Exercise inputs below:
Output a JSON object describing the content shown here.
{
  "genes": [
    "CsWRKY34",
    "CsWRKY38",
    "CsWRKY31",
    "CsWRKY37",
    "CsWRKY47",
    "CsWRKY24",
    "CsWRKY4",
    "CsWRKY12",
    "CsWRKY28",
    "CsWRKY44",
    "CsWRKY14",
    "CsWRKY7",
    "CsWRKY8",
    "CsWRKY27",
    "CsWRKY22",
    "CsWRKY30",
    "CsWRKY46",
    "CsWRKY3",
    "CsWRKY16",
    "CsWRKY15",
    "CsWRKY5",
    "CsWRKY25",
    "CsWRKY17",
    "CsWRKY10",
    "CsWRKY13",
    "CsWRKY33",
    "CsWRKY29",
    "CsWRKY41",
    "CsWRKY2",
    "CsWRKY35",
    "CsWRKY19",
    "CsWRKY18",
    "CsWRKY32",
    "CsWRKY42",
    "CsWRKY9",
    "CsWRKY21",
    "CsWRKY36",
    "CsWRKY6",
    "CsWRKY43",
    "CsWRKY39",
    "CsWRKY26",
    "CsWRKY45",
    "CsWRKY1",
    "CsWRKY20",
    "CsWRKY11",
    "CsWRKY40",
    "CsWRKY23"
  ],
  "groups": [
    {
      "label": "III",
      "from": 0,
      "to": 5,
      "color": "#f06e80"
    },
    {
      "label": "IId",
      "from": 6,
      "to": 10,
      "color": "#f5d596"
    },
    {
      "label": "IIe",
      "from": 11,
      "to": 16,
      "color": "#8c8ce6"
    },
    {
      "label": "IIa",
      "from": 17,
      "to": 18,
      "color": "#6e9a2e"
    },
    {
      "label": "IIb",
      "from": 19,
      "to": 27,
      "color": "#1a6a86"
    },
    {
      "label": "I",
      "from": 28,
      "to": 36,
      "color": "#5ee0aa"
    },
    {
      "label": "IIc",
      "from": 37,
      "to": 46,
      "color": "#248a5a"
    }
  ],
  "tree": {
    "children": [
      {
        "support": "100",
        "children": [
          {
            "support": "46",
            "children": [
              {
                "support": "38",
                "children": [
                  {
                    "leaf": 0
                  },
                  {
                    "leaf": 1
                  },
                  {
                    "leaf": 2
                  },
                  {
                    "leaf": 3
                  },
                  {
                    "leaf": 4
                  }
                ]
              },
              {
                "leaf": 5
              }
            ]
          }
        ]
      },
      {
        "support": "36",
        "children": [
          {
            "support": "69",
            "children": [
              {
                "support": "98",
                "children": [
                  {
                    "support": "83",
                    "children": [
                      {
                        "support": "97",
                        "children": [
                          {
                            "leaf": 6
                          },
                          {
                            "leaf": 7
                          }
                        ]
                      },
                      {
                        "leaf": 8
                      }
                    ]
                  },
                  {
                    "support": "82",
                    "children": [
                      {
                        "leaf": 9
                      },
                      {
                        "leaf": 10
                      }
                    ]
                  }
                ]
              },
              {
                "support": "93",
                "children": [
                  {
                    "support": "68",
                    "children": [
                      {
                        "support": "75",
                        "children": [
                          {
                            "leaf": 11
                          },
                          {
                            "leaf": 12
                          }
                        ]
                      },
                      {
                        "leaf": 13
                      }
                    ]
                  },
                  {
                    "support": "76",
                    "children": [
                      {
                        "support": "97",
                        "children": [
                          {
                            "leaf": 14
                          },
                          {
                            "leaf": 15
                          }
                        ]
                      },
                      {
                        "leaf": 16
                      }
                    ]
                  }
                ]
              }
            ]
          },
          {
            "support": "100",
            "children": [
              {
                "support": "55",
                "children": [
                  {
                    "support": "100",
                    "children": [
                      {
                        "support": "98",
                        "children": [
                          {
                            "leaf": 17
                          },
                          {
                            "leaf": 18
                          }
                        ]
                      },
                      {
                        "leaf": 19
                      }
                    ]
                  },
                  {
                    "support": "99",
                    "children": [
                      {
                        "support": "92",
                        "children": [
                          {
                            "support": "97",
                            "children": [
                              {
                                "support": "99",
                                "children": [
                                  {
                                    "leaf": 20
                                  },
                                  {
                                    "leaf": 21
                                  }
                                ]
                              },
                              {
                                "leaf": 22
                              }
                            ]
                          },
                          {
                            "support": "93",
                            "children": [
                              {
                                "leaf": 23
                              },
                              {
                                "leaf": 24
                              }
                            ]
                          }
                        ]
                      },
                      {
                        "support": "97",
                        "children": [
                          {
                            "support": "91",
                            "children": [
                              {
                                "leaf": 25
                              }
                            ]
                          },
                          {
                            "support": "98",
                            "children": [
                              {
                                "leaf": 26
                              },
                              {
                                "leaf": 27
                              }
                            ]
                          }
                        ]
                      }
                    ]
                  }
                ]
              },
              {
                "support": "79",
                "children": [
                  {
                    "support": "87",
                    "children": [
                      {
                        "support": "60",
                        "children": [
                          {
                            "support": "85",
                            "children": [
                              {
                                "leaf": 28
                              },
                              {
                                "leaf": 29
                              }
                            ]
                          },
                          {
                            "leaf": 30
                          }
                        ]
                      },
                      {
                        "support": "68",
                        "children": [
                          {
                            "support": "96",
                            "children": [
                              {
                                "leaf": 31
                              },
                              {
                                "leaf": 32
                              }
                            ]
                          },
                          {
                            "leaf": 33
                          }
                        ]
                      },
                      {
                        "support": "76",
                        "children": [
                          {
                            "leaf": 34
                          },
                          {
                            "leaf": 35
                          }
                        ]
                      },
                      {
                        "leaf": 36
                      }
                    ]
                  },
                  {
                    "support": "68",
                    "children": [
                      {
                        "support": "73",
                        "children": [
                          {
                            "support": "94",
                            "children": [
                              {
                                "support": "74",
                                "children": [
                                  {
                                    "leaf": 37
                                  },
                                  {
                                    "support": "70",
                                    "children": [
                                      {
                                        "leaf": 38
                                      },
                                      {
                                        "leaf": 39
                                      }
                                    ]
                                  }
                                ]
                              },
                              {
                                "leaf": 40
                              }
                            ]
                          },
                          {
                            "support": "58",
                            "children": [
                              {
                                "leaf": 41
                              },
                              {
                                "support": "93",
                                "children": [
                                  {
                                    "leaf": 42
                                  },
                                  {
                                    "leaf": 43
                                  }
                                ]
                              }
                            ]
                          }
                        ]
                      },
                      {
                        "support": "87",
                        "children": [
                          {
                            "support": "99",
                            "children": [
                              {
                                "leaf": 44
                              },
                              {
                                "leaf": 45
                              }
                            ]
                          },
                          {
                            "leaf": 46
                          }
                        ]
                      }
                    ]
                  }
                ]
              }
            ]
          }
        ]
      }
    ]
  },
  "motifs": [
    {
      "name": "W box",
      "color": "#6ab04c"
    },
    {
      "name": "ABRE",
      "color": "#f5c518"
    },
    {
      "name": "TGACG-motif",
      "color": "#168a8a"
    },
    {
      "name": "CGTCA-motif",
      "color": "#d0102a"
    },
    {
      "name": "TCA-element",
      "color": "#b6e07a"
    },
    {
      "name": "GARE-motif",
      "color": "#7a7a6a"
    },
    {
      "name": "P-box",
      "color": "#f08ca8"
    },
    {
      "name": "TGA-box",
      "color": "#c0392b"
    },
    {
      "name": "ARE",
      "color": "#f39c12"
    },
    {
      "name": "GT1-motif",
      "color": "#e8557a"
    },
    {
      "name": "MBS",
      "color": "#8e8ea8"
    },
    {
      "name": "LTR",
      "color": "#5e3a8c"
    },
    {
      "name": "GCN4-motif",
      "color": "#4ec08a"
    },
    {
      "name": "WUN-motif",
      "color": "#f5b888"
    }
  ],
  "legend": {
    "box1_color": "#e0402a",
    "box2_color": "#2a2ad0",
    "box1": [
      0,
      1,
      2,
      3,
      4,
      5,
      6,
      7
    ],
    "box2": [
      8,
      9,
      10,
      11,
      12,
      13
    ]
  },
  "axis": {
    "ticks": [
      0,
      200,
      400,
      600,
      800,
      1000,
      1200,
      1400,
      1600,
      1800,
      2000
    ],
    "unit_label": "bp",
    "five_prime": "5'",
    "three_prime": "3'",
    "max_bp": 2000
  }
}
End of Exercise inputs.
Exercise inputs below:
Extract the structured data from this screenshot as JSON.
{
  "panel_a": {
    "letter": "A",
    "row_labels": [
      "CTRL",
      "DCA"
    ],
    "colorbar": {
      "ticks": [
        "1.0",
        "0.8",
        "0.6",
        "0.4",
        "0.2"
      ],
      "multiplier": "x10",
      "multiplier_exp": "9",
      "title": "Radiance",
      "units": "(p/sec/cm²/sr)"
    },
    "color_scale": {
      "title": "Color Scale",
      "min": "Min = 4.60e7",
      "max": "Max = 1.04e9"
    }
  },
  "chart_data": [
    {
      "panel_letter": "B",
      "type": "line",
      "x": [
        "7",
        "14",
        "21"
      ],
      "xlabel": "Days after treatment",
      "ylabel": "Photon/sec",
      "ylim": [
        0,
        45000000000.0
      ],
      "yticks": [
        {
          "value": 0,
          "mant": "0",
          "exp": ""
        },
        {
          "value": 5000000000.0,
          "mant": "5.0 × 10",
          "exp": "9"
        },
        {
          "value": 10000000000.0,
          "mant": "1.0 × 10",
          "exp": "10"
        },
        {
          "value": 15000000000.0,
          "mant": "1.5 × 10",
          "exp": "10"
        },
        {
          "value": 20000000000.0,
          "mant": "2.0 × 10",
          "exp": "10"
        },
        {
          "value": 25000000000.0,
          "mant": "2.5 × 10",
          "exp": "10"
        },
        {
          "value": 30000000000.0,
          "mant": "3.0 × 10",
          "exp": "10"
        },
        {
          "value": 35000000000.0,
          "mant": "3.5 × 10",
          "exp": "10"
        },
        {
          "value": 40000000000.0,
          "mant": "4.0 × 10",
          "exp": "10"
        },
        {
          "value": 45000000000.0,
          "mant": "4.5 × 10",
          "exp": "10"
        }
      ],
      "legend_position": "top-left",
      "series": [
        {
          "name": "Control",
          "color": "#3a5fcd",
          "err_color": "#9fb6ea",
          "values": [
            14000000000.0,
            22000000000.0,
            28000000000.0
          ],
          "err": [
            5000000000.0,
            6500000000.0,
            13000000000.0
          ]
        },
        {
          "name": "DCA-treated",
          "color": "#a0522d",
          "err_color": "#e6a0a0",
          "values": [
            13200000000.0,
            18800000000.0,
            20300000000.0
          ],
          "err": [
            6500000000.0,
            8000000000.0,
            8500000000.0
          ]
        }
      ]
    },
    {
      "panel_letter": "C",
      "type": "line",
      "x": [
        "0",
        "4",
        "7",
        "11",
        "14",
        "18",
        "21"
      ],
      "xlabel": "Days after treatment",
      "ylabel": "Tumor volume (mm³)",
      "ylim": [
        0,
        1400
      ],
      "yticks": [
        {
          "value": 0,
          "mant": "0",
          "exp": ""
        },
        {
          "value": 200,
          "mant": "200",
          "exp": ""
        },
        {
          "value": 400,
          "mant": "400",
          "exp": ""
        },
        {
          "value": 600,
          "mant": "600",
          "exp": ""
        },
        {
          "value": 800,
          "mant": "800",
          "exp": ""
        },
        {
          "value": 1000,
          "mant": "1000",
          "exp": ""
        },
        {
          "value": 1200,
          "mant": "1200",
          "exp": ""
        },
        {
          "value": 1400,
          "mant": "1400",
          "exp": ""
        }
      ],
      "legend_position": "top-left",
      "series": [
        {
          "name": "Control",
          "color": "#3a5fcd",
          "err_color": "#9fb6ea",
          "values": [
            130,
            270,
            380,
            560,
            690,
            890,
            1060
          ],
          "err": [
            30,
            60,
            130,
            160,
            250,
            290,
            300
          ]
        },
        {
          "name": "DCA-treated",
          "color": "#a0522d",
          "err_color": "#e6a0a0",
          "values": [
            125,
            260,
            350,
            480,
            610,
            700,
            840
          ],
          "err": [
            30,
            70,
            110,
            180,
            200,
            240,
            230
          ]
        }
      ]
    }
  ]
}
End of Exercise inputs.
▸ **Exercise directions**: The task calls for all lines in the entries that hold "from".

▸ **Problem solution**:
      "from": 0,
      "from": 6,
      "from": 11,
      "from": 17,
      "from": 19,
      "from": 28,
      "from": 37,
Extract the structured data from this screenshot as JSON.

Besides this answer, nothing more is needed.